====== Task input
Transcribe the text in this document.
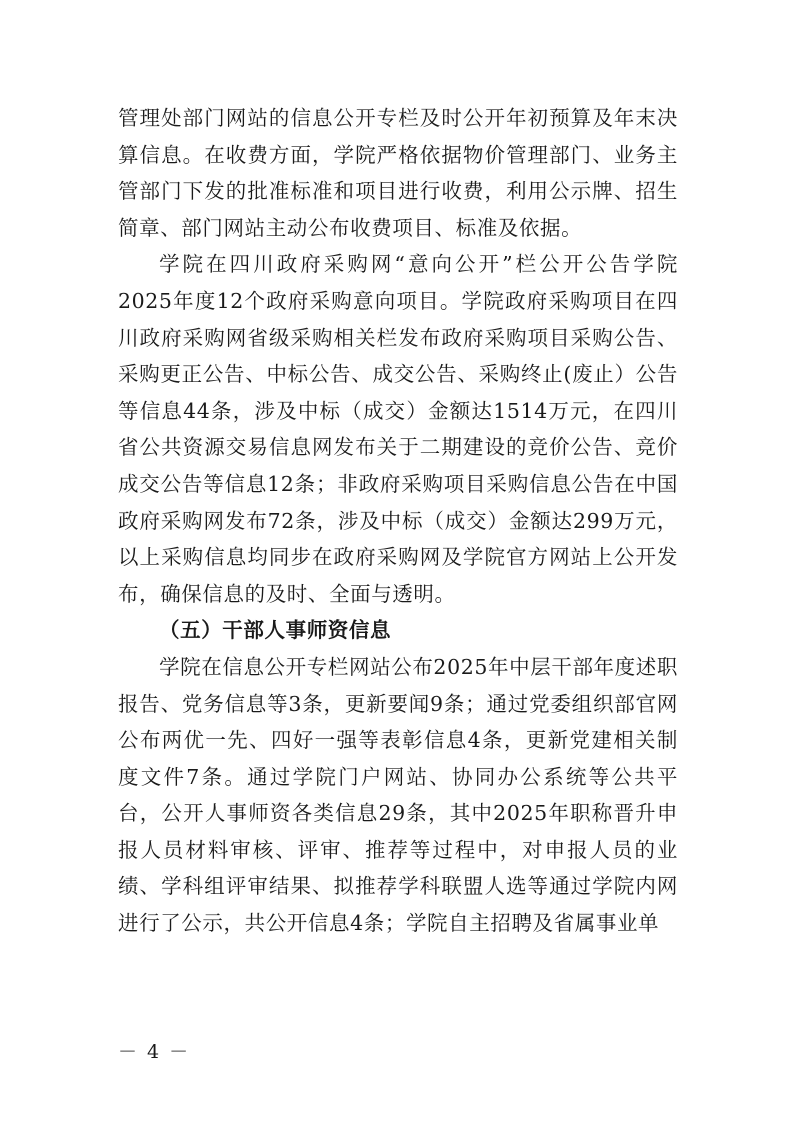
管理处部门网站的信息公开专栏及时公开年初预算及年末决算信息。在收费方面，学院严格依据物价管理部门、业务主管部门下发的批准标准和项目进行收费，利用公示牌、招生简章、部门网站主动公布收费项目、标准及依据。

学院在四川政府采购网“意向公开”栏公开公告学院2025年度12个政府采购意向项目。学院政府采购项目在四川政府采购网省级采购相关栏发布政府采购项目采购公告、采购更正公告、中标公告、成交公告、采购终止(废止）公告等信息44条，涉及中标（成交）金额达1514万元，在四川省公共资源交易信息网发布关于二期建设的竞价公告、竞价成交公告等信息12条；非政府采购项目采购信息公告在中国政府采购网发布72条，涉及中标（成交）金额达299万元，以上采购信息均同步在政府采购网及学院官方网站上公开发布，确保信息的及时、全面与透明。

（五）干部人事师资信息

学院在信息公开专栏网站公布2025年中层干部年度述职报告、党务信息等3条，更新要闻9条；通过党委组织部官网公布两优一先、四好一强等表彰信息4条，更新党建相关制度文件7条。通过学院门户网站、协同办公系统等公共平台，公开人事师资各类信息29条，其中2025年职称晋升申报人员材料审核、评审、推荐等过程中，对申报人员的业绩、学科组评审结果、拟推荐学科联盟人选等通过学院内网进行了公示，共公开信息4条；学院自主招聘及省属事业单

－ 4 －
============
====== Task input
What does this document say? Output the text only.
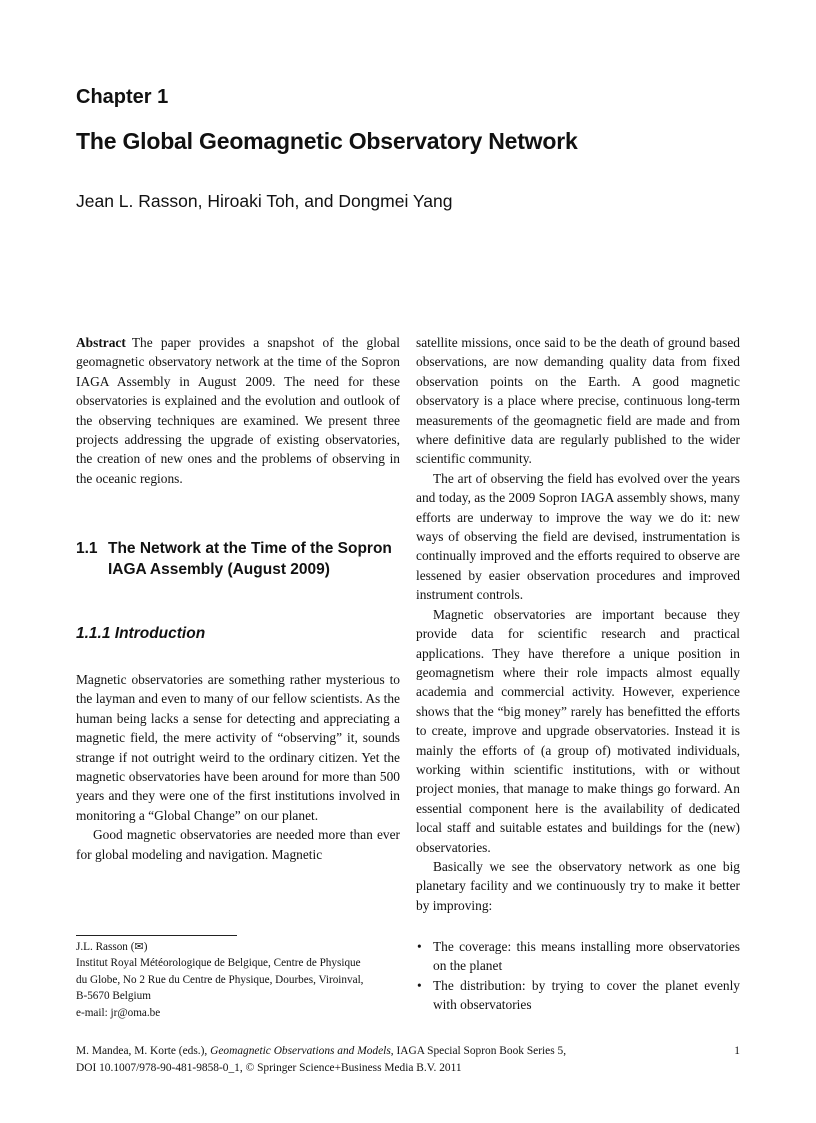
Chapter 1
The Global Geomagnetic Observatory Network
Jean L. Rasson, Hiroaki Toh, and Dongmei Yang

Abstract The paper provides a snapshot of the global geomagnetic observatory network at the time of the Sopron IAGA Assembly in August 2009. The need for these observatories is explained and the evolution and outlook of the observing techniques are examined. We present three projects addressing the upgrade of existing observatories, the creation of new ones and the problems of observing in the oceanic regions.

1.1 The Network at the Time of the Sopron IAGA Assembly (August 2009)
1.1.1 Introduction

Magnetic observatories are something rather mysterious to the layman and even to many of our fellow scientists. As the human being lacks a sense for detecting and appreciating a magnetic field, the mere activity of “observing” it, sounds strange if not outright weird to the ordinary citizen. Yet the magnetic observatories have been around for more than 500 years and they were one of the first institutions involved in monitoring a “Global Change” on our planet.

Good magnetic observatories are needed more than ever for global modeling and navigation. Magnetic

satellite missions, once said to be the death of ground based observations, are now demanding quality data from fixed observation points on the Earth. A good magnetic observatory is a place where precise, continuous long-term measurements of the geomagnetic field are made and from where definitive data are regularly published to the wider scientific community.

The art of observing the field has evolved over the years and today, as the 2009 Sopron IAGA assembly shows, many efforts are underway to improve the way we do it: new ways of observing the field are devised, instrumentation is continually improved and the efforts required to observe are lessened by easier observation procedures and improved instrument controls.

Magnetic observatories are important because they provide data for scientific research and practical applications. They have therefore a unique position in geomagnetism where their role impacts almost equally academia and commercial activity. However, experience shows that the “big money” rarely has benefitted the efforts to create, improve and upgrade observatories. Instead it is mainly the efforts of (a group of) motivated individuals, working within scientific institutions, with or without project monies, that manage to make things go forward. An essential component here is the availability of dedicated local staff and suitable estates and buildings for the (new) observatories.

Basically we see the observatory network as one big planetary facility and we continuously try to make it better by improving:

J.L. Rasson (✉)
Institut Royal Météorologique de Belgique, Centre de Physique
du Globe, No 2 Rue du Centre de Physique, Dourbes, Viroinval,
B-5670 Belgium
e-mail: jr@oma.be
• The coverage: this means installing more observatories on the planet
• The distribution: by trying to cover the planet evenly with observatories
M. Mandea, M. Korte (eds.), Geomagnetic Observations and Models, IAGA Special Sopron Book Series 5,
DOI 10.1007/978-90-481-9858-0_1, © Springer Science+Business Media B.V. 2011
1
============
**Requirement**
Make a list of all lines in the data that contain "many".

**Response to this exercise**
Magnetic observatories are something rather mysterious to the layman and even to many of our fellow scientists. As the human being lacks a sense for detecting and appreciating a magnetic field, the mere activity of “observing” it, sounds strange if not outright weird to the ordinary citizen. Yet the magnetic observatories have been around for more than 500 years and they were one of the first institutions involved in monitoring a “Global Change” on our planet.
The art of observing the field has evolved over the years and today, as the 2009 Sopron IAGA assembly shows, many efforts are underway to improve the way we do it: new ways of observing the field are devised, instrumentation is continually improved and the efforts required to observe are lessened by easier observation procedures and improved instrument controls.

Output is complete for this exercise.